## WHAT TO PRODUCE
In the data below, find every line that has the string "background", and copy it.

## Excerpts from a figure dataset
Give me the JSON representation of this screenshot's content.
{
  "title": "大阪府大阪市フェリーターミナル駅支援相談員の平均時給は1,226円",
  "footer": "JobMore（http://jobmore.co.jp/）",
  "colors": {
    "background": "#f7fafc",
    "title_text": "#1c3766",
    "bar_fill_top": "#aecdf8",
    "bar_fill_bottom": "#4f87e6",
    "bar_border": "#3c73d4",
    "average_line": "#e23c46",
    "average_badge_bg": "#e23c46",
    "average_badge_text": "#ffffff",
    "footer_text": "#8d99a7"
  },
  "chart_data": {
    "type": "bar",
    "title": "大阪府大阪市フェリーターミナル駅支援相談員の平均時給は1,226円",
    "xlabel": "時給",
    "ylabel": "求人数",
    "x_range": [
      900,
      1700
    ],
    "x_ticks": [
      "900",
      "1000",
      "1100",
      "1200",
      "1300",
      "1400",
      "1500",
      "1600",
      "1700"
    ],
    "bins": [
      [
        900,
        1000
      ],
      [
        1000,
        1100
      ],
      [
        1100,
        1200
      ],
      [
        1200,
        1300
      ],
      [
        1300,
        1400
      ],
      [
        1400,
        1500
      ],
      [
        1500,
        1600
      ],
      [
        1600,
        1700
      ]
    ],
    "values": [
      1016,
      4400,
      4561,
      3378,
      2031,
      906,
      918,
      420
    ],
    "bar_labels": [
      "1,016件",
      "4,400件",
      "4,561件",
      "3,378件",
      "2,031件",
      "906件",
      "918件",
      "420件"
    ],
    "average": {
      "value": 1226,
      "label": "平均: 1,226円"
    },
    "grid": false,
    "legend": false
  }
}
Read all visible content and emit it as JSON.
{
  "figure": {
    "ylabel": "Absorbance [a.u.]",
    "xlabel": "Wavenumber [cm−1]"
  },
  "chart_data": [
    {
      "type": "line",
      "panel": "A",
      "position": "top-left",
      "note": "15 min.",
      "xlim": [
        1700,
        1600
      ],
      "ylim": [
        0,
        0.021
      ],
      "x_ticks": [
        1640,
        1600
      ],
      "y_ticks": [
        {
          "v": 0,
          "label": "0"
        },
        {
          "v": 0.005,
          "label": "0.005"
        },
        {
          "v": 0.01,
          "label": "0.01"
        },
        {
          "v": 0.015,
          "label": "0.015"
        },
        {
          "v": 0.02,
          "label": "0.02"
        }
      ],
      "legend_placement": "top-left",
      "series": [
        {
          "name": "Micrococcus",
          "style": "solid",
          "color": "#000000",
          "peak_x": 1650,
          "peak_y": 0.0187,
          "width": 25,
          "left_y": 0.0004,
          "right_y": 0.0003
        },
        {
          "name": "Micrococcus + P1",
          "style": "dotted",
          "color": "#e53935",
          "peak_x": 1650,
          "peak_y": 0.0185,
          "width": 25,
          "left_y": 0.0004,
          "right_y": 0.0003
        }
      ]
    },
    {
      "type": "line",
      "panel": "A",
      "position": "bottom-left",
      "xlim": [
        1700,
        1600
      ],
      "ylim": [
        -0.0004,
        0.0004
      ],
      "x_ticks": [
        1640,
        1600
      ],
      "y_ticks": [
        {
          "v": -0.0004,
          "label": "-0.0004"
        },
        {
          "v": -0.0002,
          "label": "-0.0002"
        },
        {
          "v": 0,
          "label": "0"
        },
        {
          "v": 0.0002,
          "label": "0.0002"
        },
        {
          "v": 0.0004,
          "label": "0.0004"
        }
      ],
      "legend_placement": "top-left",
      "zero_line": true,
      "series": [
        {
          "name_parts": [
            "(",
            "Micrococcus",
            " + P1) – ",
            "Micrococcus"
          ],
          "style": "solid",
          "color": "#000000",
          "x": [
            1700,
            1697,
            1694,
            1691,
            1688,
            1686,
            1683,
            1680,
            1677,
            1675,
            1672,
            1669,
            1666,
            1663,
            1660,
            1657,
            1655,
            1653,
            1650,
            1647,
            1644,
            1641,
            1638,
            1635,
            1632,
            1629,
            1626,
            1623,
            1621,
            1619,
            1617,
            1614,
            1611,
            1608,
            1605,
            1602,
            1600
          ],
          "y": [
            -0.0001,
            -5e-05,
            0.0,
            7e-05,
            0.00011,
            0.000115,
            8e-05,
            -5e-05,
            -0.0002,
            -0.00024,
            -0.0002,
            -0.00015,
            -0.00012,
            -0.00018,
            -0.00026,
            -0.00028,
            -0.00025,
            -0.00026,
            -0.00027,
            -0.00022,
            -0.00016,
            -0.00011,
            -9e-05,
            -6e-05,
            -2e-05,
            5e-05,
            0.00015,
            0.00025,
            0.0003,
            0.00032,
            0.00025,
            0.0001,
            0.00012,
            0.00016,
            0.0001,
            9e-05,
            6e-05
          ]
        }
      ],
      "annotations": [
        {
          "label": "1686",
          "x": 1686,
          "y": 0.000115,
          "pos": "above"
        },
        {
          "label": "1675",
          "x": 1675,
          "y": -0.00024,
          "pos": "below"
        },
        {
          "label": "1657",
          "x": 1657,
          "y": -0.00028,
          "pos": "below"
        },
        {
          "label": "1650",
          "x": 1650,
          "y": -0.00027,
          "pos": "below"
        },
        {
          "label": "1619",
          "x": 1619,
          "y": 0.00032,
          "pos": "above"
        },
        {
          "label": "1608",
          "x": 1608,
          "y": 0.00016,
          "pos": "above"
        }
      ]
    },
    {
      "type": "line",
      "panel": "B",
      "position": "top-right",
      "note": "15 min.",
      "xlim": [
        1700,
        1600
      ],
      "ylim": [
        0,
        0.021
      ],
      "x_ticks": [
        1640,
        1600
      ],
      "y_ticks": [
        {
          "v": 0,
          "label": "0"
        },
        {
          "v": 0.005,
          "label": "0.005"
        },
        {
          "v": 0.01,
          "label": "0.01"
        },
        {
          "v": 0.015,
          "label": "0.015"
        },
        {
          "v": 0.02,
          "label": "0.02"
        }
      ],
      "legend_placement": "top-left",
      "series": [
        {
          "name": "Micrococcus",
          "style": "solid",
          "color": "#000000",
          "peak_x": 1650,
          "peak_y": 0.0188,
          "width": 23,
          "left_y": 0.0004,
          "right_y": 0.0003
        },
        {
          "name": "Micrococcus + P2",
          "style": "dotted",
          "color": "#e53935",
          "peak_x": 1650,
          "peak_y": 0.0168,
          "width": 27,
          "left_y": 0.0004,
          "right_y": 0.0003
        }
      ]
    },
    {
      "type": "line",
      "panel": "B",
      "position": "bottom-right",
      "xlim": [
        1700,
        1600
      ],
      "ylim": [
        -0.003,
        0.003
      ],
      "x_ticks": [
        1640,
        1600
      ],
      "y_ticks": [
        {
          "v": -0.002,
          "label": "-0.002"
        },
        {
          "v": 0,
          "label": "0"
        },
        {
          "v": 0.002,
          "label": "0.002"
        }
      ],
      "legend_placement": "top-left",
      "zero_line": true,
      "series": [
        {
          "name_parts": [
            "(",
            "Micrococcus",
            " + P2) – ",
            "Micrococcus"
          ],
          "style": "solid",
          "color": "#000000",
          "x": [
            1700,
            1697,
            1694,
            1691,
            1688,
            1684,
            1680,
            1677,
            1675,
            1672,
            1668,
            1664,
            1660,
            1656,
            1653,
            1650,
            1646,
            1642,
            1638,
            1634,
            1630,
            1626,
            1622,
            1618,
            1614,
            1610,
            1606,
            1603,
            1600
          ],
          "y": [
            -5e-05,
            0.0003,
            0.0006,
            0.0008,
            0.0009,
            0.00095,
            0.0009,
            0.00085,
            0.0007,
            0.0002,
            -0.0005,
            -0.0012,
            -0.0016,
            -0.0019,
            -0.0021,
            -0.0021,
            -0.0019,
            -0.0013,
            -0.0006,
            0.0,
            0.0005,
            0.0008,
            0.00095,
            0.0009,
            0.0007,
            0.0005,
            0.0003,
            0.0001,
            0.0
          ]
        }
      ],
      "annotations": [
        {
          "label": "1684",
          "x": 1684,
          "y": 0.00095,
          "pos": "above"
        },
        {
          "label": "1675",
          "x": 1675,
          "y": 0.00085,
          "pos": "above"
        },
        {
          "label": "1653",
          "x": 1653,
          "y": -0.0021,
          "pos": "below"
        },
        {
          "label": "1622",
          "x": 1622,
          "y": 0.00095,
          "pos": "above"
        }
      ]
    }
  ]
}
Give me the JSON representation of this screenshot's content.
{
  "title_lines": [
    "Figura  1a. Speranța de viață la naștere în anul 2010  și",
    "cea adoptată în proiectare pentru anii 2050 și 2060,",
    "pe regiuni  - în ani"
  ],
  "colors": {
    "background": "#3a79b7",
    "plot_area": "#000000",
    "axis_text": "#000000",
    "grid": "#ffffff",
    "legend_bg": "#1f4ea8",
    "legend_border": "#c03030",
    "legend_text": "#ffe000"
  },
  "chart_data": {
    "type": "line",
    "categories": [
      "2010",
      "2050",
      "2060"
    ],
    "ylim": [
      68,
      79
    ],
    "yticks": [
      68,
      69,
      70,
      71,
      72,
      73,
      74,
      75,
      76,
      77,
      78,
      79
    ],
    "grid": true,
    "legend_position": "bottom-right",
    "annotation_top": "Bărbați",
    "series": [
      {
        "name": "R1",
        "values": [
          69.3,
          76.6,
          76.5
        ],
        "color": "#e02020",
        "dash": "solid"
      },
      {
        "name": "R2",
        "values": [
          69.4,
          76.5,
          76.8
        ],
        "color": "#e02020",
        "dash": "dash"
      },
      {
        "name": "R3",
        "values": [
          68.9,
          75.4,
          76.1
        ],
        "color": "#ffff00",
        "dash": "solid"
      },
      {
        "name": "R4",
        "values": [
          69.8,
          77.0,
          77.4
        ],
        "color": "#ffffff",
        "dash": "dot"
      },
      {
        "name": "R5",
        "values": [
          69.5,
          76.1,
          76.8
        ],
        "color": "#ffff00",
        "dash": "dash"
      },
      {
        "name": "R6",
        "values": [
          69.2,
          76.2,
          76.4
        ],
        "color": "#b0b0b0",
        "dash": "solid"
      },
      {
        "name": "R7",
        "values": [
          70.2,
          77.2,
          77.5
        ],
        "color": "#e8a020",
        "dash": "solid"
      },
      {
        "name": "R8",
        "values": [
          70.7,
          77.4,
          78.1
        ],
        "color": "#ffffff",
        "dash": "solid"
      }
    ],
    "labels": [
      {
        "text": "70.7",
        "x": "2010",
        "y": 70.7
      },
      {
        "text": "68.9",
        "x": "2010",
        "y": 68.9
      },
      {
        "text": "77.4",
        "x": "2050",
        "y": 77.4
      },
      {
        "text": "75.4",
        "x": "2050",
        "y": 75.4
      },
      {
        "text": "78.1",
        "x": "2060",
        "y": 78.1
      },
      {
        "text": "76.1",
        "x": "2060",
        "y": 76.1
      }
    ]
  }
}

## ANSWER FOR THE TASK
    "background": "#f7fafc",
    "background": "#3a79b7",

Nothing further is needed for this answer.